• [What to work on] What is the number of lines that include the word "طرفی"? Provide only that figure.
_ _ _ _
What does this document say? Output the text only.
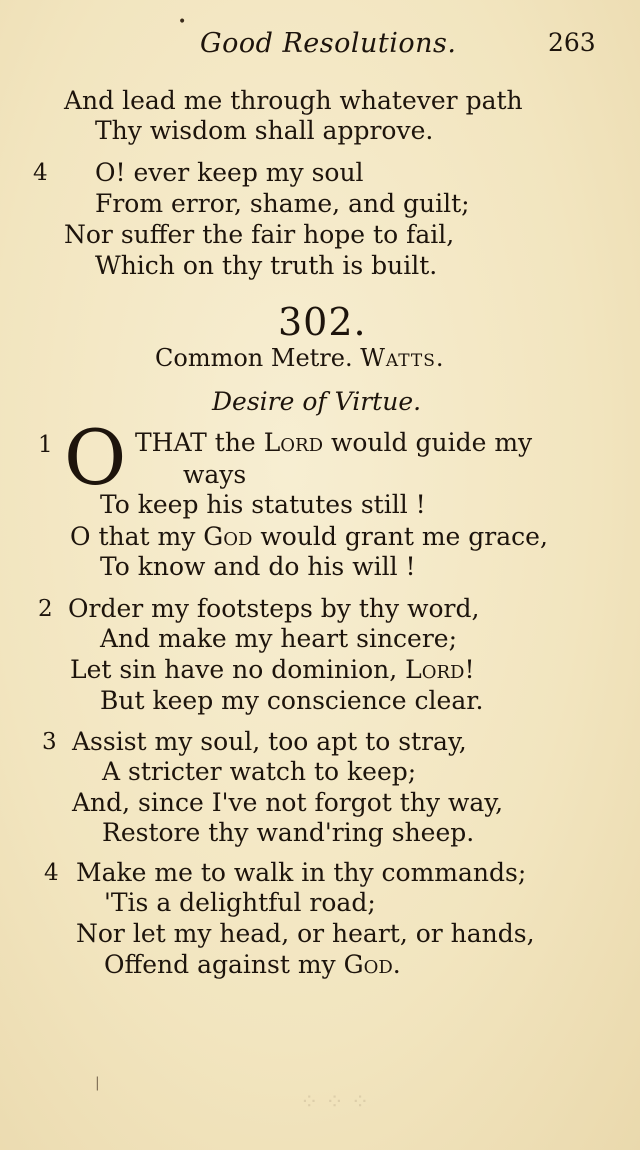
•
Good Resolutions.	263
And lead me through whatever path
Thy wisdom shall approve.
4 O! ever keep my soul
From error, shame, and guilt;
Nor suffer the fair hope to fail,
Which on thy truth is built.
302.
Common Metre. Watts.
Desire of Virtue.
1 O THAT the Lord would guide my
ways
To keep his statutes still !
O that my God would grant me grace,
To know and do his will !
2 Order my footsteps by thy word,
And make my heart sincere;
Let sin have no dominion, Lord!
But keep my conscience clear.
3 Assist my soul, too apt to stray,
A stricter watch to keep;
And, since I've not forgot thy way,
Restore thy wand'ring sheep.
4 Make me to walk in thy commands;
'Tis a delightful road;
Nor let my head, or heart, or hands,
Offend against my God.
⁘ ⁘ ⁘
|
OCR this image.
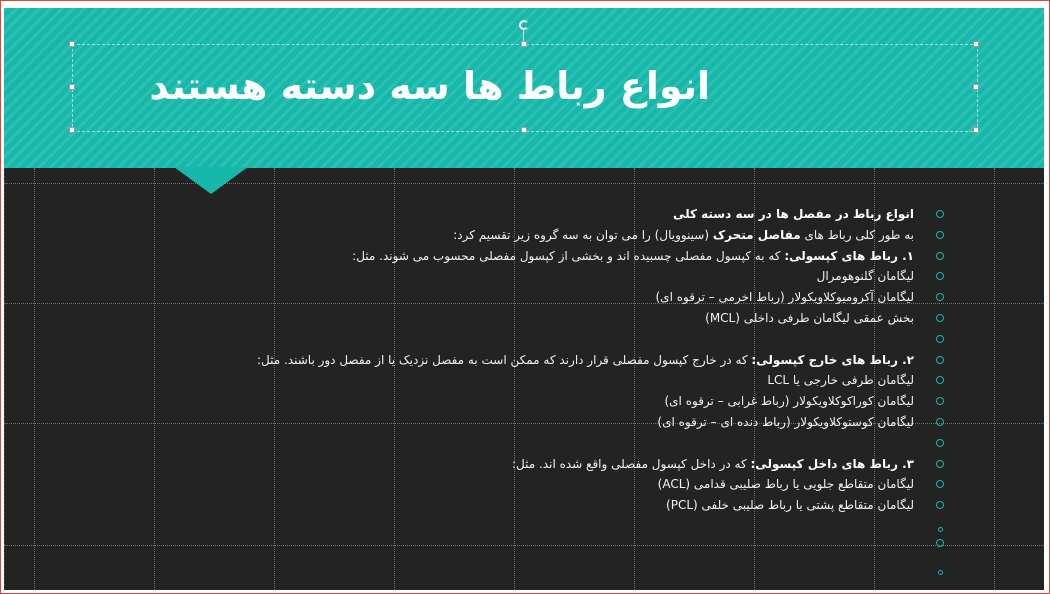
انواع رباط ها سه دسته هستند
انواع رباط در مفصل ها در سه دسته کلی
به طور کلی رباط های مفاصل متحرک (سینوویال) را می توان به سه گروه زیر تقسیم کرد:
۱. رباط های کپسولی: که به کپسول مفصلی چسبیده اند و بخشی از کپسول مفصلی محسوب می شوند. مثل:
لیگامان گلنوهومرال
لیگامان آکرومیوکلاویکولار (رباط اخرمی – ترقوه ای)
بخش عمقی لیگامان طرفی داخلی (MCL)
۲. رباط های خارج کپسولی: که در خارج کپسول مفصلی قرار دارند که ممکن است به مفصل نزدیک یا از مفصل دور باشند. مثل:
لیگامان طرفی خارجی یا LCL
لیگامان کوراکوکلاویکولار (رباط غرابی – ترقوه ای)
لیگامان کوستوکلاویکولار (رباط دنده ای – ترقوه ای)
۳. رباط های داخل کپسولی: که در داخل کپسول مفصلی واقع شده اند. مثل:
لیگامان متقاطع جلویی یا رباط صلیبی قدامی (ACL)
لیگامان متقاطع پشتی یا رباط صلیبی خلفی (PCL)
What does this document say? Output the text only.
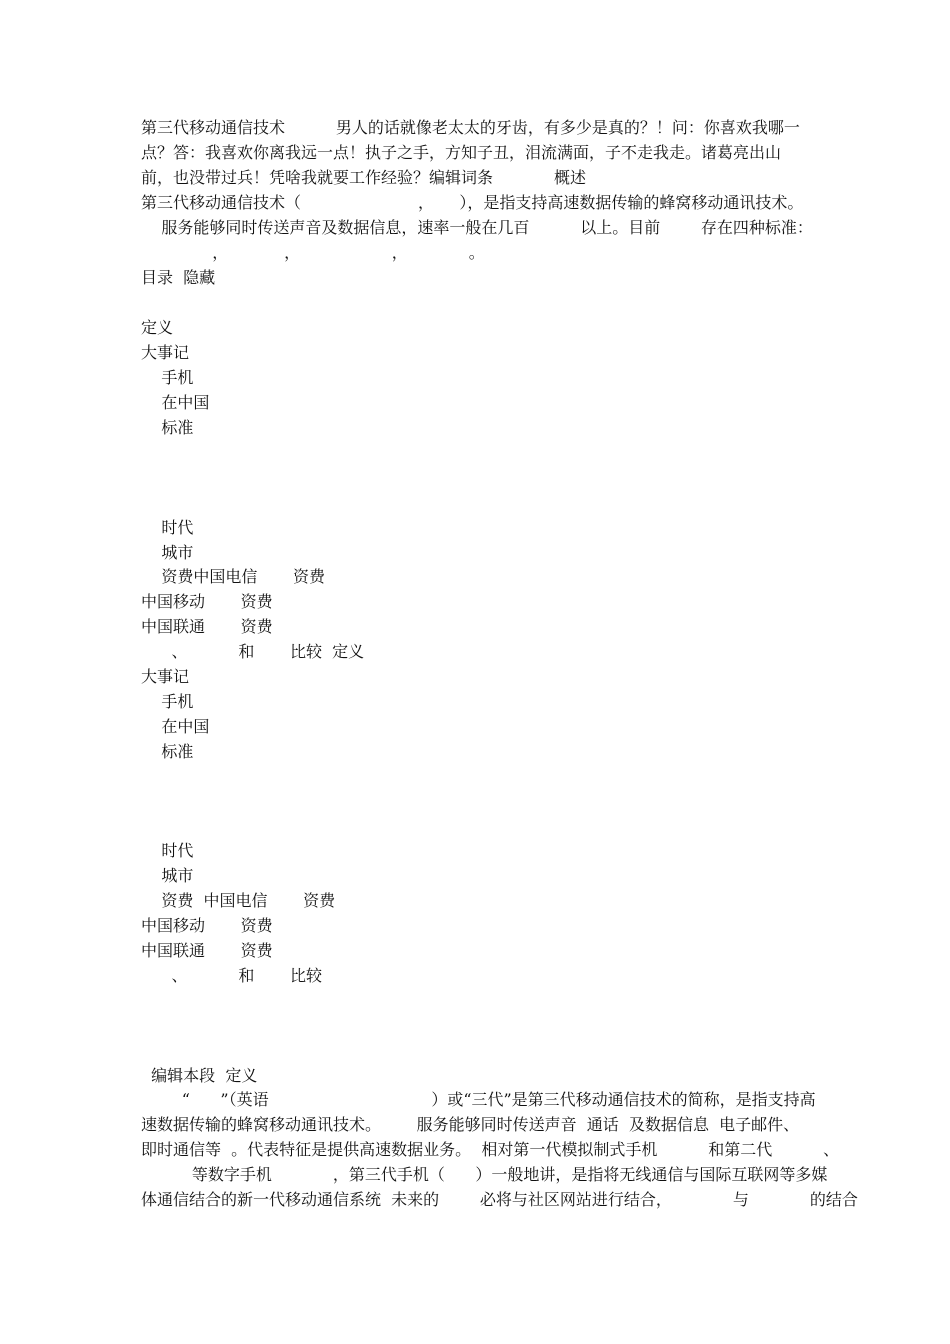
第三代移动通信技术          男人的话就像老太太的牙齿，有多少是真的？！问：你喜欢我哪一
点？答：我喜欢你离我远一点！执子之手，方知子丑，泪流满面，子不走我走。诸葛亮出山
前，也没带过兵！凭啥我就要工作经验？编辑词条            概述
第三代移动通信技术（                       ，     ），是指支持高速数据传输的蜂窝移动通讯技术。
服务能够同时传送声音及数据信息，速率一般在几百          以上。目前        存在四种标准：
，           ，                  ，            。
目录  隐藏
定义
大事记
手机
在中国
标准
时代
城市
资费中国电信       资费
中国移动       资费
中国联通       资费
、          和       比较  定义
大事记
手机
在中国
标准
时代
城市
资费  中国电信       资费
中国移动       资费
中国联通       资费
、          和       比较
编辑本段  定义
“      ”（英语                                ）或“三代”是第三代移动通信技术的简称，是指支持高
速数据传输的蜂窝移动通讯技术。       服务能够同时传送声音  通话  及数据信息  电子邮件、
即时通信等  。代表特征是提供高速数据业务。  相对第一代模拟制式手机          和第二代          、
等数字手机            ，第三代手机（      ）一般地讲，是指将无线通信与国际互联网等多媒
体通信结合的新一代移动通信系统  未来的        必将与社区网站进行结合，            与            的结合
_ _ _ _
• [Task response] 2